▼
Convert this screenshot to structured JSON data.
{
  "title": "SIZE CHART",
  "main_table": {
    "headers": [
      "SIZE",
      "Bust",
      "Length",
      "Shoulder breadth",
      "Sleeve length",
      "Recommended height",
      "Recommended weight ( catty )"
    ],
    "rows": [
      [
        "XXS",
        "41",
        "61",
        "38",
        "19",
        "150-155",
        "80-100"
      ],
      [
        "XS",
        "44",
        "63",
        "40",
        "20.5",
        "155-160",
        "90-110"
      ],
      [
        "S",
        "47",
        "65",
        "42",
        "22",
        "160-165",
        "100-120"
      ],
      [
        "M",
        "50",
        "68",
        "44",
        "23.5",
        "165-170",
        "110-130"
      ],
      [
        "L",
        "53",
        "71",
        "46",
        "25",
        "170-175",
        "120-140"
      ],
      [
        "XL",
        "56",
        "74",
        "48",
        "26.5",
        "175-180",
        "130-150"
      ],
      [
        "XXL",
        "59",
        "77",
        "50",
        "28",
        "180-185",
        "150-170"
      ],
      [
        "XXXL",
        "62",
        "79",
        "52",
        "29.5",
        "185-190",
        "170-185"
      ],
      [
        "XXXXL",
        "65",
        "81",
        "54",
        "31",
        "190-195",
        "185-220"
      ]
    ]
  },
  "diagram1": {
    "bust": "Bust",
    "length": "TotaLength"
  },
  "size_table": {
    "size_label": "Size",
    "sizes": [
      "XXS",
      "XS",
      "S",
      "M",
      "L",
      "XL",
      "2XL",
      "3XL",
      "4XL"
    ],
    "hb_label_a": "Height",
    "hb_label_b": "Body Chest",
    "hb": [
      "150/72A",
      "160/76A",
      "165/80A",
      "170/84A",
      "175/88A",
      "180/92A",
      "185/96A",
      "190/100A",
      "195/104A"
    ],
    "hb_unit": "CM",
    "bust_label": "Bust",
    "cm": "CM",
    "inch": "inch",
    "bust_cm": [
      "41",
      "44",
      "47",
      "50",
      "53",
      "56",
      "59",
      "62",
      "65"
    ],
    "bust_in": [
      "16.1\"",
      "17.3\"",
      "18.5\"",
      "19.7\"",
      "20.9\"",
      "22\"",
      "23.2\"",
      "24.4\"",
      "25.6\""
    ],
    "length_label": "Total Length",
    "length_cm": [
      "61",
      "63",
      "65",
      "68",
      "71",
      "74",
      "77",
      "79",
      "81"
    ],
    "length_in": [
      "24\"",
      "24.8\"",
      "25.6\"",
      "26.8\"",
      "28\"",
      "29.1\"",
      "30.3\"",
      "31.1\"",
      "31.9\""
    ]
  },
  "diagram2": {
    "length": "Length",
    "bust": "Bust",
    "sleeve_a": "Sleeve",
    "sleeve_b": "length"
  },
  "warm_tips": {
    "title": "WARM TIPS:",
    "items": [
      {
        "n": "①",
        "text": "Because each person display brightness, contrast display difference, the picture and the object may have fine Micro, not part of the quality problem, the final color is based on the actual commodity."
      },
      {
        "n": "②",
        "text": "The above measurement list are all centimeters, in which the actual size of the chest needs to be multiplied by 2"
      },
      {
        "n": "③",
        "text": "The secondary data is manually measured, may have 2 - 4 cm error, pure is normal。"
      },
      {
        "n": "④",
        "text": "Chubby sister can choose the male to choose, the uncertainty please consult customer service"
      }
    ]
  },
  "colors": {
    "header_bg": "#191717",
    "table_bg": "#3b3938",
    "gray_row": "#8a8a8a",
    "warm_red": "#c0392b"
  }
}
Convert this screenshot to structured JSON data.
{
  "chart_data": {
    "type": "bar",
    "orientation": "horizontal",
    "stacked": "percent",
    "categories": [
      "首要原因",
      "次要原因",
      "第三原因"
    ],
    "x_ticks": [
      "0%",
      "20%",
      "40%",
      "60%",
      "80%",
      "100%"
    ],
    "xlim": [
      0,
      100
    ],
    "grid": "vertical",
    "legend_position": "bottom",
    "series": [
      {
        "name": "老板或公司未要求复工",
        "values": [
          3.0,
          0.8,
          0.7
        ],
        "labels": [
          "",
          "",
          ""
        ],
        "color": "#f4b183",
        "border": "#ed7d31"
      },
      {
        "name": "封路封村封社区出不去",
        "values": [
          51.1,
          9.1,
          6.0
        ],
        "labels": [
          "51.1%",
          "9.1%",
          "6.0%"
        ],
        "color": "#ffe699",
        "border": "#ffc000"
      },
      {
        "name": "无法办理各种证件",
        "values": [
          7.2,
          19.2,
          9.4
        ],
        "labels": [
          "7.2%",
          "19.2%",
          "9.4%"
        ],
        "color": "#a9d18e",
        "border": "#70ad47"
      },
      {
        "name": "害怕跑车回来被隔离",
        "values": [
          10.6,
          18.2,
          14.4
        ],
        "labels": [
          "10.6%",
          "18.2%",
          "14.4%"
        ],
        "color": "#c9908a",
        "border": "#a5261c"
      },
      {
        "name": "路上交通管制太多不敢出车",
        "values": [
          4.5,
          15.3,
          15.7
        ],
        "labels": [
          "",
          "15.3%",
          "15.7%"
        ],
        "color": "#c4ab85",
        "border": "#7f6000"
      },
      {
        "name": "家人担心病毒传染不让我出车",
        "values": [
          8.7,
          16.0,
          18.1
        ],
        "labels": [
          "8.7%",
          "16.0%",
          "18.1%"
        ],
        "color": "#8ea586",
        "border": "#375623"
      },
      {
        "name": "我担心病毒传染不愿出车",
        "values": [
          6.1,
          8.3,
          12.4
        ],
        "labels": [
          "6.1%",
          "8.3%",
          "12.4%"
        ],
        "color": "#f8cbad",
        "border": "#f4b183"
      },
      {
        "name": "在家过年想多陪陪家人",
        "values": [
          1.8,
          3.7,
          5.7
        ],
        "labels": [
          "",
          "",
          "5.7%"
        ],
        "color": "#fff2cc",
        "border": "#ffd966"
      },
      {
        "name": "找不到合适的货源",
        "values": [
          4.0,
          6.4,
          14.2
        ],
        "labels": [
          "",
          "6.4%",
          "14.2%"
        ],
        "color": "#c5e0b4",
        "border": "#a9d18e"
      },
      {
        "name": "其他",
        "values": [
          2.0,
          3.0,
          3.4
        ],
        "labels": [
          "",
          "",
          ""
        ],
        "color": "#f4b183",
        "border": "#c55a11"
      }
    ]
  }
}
▲
▼
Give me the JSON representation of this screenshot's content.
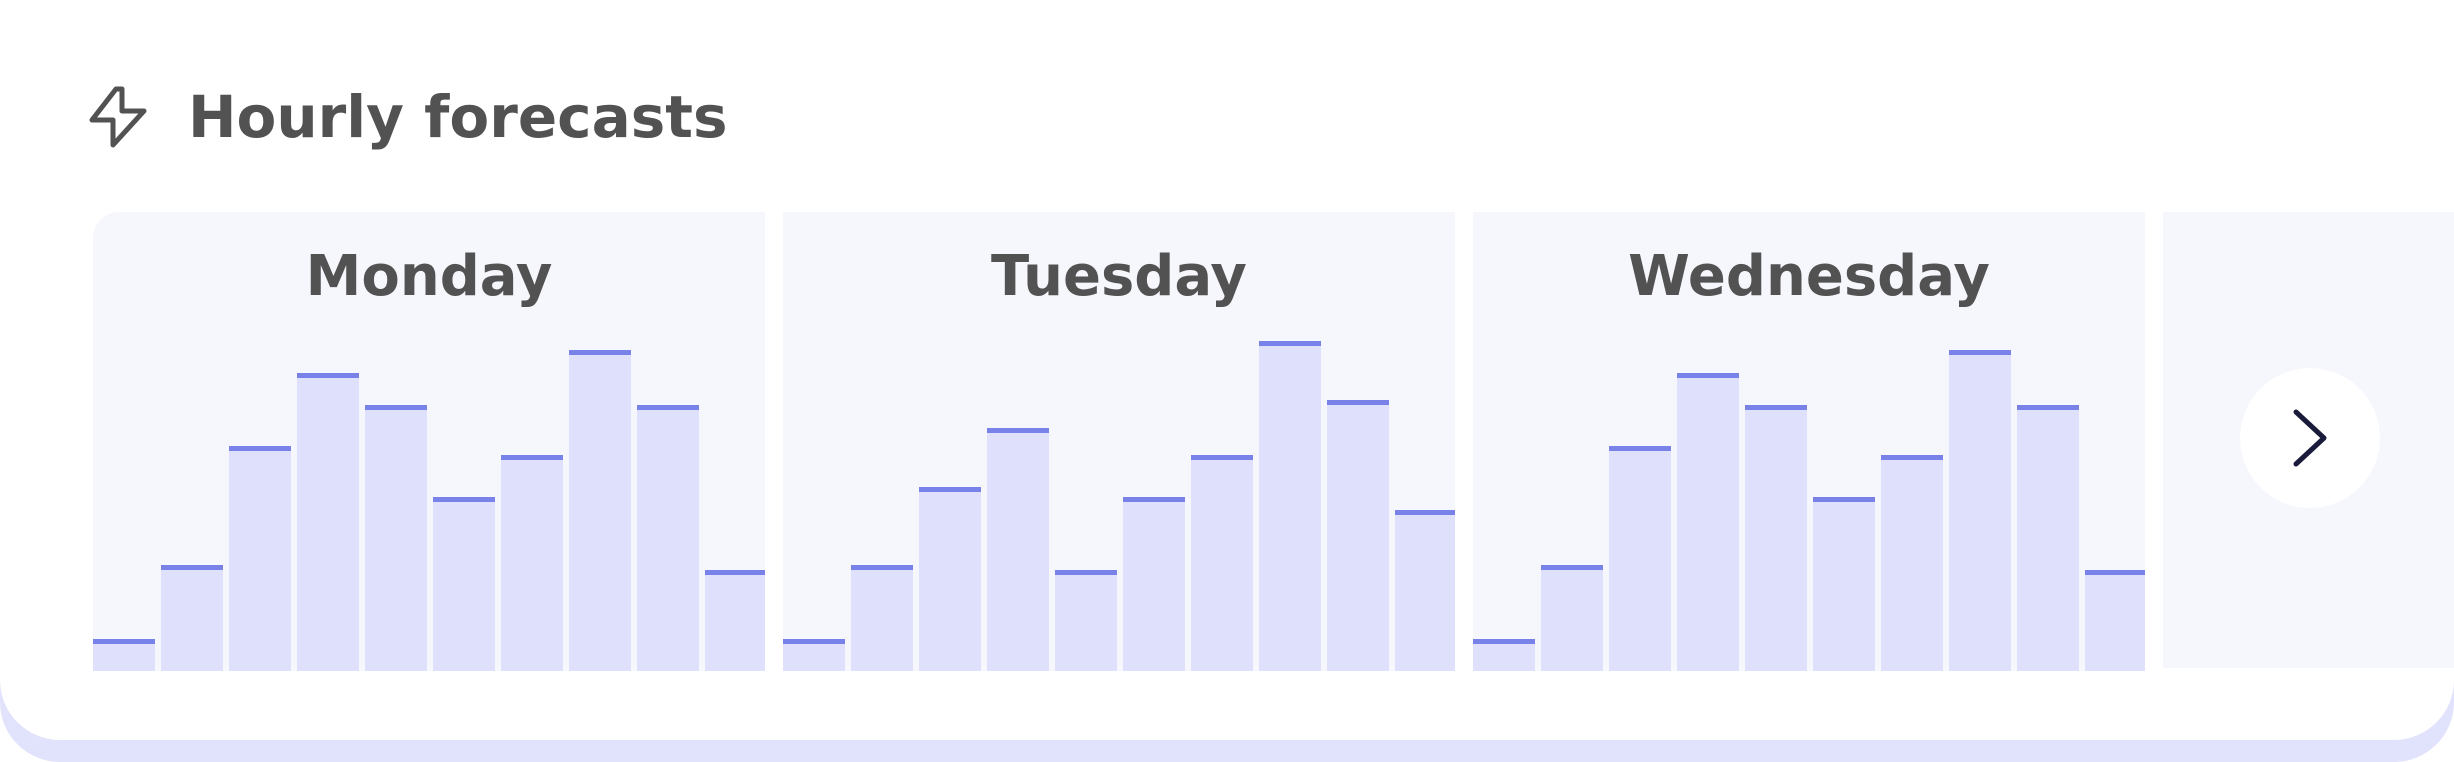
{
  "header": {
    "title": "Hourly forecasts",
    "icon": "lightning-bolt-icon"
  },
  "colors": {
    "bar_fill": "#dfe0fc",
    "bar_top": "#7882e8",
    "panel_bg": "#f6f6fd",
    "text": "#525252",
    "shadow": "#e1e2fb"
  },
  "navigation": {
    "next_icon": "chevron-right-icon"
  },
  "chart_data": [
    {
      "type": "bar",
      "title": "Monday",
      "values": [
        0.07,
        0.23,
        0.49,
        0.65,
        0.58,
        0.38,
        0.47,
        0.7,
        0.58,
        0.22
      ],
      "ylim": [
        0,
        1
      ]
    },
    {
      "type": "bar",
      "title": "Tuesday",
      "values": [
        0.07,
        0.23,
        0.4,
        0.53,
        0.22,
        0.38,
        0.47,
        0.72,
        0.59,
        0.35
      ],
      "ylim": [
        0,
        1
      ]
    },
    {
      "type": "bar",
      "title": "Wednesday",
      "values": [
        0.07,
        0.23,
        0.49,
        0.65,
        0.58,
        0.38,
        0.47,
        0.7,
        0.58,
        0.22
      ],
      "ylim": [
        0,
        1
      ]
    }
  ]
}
▲
- [Problem description]: Identify the lines in the entries that hold "title" and return each one.

- [Reply]:
  "title": "SIZE CHART",
    "title": "WARM TIPS:",
    "title": "Hourly forecasts",
      "title": "Monday",
      "title": "Tuesday",
      "title": "Wednesday",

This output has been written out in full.